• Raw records
===============

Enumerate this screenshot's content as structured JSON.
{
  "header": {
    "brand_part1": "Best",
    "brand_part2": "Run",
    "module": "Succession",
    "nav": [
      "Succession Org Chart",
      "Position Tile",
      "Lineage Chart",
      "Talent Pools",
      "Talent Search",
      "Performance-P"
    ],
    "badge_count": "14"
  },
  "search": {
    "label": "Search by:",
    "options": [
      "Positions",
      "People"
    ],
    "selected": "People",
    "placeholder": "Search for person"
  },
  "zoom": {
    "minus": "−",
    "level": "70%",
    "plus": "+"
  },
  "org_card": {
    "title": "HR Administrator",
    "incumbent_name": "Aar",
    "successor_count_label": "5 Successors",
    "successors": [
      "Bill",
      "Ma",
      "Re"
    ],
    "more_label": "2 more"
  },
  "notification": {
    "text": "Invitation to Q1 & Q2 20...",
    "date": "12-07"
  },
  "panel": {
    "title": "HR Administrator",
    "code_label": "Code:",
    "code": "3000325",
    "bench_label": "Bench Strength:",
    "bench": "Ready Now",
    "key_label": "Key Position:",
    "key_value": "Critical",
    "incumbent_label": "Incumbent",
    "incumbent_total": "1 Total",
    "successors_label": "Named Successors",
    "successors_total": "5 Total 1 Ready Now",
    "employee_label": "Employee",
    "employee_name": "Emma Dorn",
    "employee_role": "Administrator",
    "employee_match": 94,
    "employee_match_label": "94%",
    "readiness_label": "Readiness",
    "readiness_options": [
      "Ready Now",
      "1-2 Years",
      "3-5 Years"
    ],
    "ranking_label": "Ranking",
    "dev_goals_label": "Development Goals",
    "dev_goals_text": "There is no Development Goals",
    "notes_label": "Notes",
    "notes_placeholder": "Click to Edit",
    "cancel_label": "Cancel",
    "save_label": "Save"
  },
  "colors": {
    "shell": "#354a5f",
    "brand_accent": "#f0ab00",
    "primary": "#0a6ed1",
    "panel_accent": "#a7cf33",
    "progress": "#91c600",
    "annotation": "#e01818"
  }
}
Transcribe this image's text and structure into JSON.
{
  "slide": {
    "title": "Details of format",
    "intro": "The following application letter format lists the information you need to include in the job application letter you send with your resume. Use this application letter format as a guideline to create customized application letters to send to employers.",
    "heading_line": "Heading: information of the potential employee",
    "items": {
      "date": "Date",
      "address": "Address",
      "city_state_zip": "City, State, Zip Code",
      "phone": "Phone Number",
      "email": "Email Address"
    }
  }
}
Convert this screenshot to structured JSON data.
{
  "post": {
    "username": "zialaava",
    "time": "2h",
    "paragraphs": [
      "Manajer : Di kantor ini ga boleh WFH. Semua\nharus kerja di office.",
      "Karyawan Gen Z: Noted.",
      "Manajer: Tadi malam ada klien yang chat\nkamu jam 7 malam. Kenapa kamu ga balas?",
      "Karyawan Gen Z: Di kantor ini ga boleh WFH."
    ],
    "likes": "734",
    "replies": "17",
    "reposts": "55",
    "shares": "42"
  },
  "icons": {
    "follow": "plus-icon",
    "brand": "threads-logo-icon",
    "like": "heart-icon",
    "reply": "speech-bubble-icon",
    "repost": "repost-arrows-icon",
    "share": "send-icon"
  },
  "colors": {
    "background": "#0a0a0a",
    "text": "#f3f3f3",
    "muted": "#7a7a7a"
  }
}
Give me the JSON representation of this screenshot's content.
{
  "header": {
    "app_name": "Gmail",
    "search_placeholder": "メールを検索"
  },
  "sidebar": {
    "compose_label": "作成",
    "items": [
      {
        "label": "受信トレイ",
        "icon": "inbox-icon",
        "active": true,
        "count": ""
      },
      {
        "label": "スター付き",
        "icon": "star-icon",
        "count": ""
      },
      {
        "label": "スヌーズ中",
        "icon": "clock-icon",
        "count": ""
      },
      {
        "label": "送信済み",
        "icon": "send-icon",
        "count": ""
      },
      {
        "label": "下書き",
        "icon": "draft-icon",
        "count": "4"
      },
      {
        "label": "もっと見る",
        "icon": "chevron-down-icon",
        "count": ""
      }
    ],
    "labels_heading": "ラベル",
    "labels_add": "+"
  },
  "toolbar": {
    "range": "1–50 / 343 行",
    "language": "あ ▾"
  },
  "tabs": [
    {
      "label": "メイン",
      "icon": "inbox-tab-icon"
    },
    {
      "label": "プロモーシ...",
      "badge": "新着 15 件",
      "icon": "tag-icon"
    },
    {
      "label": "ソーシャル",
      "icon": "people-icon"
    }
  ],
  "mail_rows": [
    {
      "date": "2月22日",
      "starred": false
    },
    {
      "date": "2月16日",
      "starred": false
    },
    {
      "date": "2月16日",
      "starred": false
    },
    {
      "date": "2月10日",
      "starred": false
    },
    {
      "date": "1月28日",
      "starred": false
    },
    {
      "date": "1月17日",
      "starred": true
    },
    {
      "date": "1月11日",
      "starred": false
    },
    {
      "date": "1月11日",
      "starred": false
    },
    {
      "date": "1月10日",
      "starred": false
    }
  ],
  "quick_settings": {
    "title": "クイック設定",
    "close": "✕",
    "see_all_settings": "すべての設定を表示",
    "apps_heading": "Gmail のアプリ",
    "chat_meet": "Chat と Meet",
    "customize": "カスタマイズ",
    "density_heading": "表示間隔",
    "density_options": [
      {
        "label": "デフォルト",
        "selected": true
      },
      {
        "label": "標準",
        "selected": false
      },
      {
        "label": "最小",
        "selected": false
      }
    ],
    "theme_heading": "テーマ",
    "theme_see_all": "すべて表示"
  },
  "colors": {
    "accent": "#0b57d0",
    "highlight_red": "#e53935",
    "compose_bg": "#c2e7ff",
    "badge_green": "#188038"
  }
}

===============

• What the task requires
Count how many lines of the listing above include "Goals" and report that number alone.

• Task output
2